(DATASET EXTRACT)
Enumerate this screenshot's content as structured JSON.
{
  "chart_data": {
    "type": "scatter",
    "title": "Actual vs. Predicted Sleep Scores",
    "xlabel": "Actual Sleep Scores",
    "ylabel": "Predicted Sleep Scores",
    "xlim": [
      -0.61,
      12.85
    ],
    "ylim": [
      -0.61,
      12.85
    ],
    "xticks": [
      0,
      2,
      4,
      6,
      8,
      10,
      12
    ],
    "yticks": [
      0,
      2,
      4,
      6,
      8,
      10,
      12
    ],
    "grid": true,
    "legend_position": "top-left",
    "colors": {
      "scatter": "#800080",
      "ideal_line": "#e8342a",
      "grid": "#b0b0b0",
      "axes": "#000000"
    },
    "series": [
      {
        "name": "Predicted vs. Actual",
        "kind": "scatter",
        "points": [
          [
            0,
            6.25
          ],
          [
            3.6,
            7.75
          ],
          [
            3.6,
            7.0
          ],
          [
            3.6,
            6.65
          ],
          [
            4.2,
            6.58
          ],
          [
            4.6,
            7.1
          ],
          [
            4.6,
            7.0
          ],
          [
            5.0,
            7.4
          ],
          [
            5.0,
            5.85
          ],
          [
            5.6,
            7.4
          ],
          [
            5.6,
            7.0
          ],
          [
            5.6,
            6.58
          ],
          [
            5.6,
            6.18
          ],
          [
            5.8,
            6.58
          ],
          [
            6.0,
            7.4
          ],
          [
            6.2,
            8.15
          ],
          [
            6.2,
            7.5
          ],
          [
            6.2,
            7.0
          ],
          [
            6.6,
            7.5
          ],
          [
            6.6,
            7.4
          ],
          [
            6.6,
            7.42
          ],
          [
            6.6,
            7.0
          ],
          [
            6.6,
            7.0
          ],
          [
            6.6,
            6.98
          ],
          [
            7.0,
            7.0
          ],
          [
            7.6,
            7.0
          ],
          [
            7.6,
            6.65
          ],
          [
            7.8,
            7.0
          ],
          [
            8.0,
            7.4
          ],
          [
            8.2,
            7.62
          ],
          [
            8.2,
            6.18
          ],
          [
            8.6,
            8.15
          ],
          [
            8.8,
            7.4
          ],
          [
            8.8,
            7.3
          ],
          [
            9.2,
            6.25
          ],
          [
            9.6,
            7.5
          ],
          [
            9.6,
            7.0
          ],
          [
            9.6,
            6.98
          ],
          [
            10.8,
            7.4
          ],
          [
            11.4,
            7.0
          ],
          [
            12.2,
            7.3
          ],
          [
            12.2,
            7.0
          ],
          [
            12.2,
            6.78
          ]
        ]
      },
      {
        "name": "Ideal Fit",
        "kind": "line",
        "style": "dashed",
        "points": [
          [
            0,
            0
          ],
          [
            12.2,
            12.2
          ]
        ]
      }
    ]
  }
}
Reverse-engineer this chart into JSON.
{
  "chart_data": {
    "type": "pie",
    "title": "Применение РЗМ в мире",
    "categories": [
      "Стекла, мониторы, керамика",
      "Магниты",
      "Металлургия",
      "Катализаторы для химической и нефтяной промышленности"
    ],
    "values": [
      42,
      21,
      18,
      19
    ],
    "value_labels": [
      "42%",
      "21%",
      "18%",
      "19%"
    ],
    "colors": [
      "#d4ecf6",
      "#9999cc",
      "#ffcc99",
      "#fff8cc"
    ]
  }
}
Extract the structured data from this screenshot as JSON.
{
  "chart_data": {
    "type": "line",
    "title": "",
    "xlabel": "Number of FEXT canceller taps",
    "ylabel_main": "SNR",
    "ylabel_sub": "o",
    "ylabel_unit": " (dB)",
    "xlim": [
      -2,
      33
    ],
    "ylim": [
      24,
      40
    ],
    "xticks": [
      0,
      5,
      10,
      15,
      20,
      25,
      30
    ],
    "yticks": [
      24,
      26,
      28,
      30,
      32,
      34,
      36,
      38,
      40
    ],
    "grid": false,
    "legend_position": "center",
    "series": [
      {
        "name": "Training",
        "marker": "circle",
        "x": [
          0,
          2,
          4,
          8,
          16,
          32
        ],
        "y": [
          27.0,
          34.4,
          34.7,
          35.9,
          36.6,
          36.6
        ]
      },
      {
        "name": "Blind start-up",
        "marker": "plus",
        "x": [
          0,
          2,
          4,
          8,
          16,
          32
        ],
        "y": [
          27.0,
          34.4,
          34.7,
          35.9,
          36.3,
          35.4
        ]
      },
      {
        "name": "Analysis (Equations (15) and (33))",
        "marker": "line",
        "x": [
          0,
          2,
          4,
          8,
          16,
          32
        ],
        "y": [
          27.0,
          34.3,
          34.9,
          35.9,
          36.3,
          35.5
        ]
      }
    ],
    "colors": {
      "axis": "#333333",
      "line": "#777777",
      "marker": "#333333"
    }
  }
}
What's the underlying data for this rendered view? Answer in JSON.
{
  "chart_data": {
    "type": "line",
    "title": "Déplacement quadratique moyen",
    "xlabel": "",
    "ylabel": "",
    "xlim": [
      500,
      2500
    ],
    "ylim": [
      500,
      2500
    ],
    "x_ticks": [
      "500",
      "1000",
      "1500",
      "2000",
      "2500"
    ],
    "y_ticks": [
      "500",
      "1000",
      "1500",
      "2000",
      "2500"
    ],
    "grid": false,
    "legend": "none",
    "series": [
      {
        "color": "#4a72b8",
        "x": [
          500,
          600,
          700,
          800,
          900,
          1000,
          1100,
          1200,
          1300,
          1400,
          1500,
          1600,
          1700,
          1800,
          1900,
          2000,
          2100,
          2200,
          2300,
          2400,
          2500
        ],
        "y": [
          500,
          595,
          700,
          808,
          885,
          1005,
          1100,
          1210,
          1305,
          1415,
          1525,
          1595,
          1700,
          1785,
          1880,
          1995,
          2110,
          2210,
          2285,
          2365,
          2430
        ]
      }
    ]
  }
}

(OBJECTIVE)
Reproduce the whole listing word for word.

(EXERCISE RESPONSE)
Enumerate this screenshot's content as structured JSON.
{
  "chart_data": {
    "type": "scatter",
    "title": "Actual vs. Predicted Sleep Scores",
    "xlabel": "Actual Sleep Scores",
    "ylabel": "Predicted Sleep Scores",
    "xlim": [
      -0.61,
      12.85
    ],
    "ylim": [
      -0.61,
      12.85
    ],
    "xticks": [
      0,
      2,
      4,
      6,
      8,
      10,
      12
    ],
    "yticks": [
      0,
      2,
      4,
      6,
      8,
      10,
      12
    ],
    "grid": true,
    "legend_position": "top-left",
    "colors": {
      "scatter": "#800080",
      "ideal_line": "#e8342a",
      "grid": "#b0b0b0",
      "axes": "#000000"
    },
    "series": [
      {
        "name": "Predicted vs. Actual",
        "kind": "scatter",
        "points": [
          [
            0,
            6.25
          ],
          [
            3.6,
            7.75
          ],
          [
            3.6,
            7.0
          ],
          [
            3.6,
            6.65
          ],
          [
            4.2,
            6.58
          ],
          [
            4.6,
            7.1
          ],
          [
            4.6,
            7.0
          ],
          [
            5.0,
            7.4
          ],
          [
            5.0,
            5.85
          ],
          [
            5.6,
            7.4
          ],
          [
            5.6,
            7.0
          ],
          [
            5.6,
            6.58
          ],
          [
            5.6,
            6.18
          ],
          [
            5.8,
            6.58
          ],
          [
            6.0,
            7.4
          ],
          [
            6.2,
            8.15
          ],
          [
            6.2,
            7.5
          ],
          [
            6.2,
            7.0
          ],
          [
            6.6,
            7.5
          ],
          [
            6.6,
            7.4
          ],
          [
            6.6,
            7.42
          ],
          [
            6.6,
            7.0
          ],
          [
            6.6,
            7.0
          ],
          [
            6.6,
            6.98
          ],
          [
            7.0,
            7.0
          ],
          [
            7.6,
            7.0
          ],
          [
            7.6,
            6.65
          ],
          [
            7.8,
            7.0
          ],
          [
            8.0,
            7.4
          ],
          [
            8.2,
            7.62
          ],
          [
            8.2,
            6.18
          ],
          [
            8.6,
            8.15
          ],
          [
            8.8,
            7.4
          ],
          [
            8.8,
            7.3
          ],
          [
            9.2,
            6.25
          ],
          [
            9.6,
            7.5
          ],
          [
            9.6,
            7.0
          ],
          [
            9.6,
            6.98
          ],
          [
            10.8,
            7.4
          ],
          [
            11.4,
            7.0
          ],
          [
            12.2,
            7.3
          ],
          [
            12.2,
            7.0
          ],
          [
            12.2,
            6.78
          ]
        ]
      },
      {
        "name": "Ideal Fit",
        "kind": "line",
        "style": "dashed",
        "points": [
          [
            0,
            0
          ],
          [
            12.2,
            12.2
          ]
        ]
      }
    ]
  }
}
Reverse-engineer this chart into JSON.
{
  "chart_data": {
    "type": "pie",
    "title": "Применение РЗМ в мире",
    "categories": [
      "Стекла, мониторы, керамика",
      "Магниты",
      "Металлургия",
      "Катализаторы для химической и нефтяной промышленности"
    ],
    "values": [
      42,
      21,
      18,
      19
    ],
    "value_labels": [
      "42%",
      "21%",
      "18%",
      "19%"
    ],
    "colors": [
      "#d4ecf6",
      "#9999cc",
      "#ffcc99",
      "#fff8cc"
    ]
  }
}
Extract the structured data from this screenshot as JSON.
{
  "chart_data": {
    "type": "line",
    "title": "",
    "xlabel": "Number of FEXT canceller taps",
    "ylabel_main": "SNR",
    "ylabel_sub": "o",
    "ylabel_unit": " (dB)",
    "xlim": [
      -2,
      33
    ],
    "ylim": [
      24,
      40
    ],
    "xticks": [
      0,
      5,
      10,
      15,
      20,
      25,
      30
    ],
    "yticks": [
      24,
      26,
      28,
      30,
      32,
      34,
      36,
      38,
      40
    ],
    "grid": false,
    "legend_position": "center",
    "series": [
      {
        "name": "Training",
        "marker": "circle",
        "x": [
          0,
          2,
          4,
          8,
          16,
          32
        ],
        "y": [
          27.0,
          34.4,
          34.7,
          35.9,
          36.6,
          36.6
        ]
      },
      {
        "name": "Blind start-up",
        "marker": "plus",
        "x": [
          0,
          2,
          4,
          8,
          16,
          32
        ],
        "y": [
          27.0,
          34.4,
          34.7,
          35.9,
          36.3,
          35.4
        ]
      },
      {
        "name": "Analysis (Equations (15) and (33))",
        "marker": "line",
        "x": [
          0,
          2,
          4,
          8,
          16,
          32
        ],
        "y": [
          27.0,
          34.3,
          34.9,
          35.9,
          36.3,
          35.5
        ]
      }
    ],
    "colors": {
      "axis": "#333333",
      "line": "#777777",
      "marker": "#333333"
    }
  }
}
What's the underlying data for this rendered view? Answer in JSON.
{
  "chart_data": {
    "type": "line",
    "title": "Déplacement quadratique moyen",
    "xlabel": "",
    "ylabel": "",
    "xlim": [
      500,
      2500
    ],
    "ylim": [
      500,
      2500
    ],
    "x_ticks": [
      "500",
      "1000",
      "1500",
      "2000",
      "2500"
    ],
    "y_ticks": [
      "500",
      "1000",
      "1500",
      "2000",
      "2500"
    ],
    "grid": false,
    "legend": "none",
    "series": [
      {
        "color": "#4a72b8",
        "x": [
          500,
          600,
          700,
          800,
          900,
          1000,
          1100,
          1200,
          1300,
          1400,
          1500,
          1600,
          1700,
          1800,
          1900,
          2000,
          2100,
          2200,
          2300,
          2400,
          2500
        ],
        "y": [
          500,
          595,
          700,
          808,
          885,
          1005,
          1100,
          1210,
          1305,
          1415,
          1525,
          1595,
          1700,
          1785,
          1880,
          1995,
          2110,
          2210,
          2285,
          2365,
          2430
        ]
      }
    ]
  }
}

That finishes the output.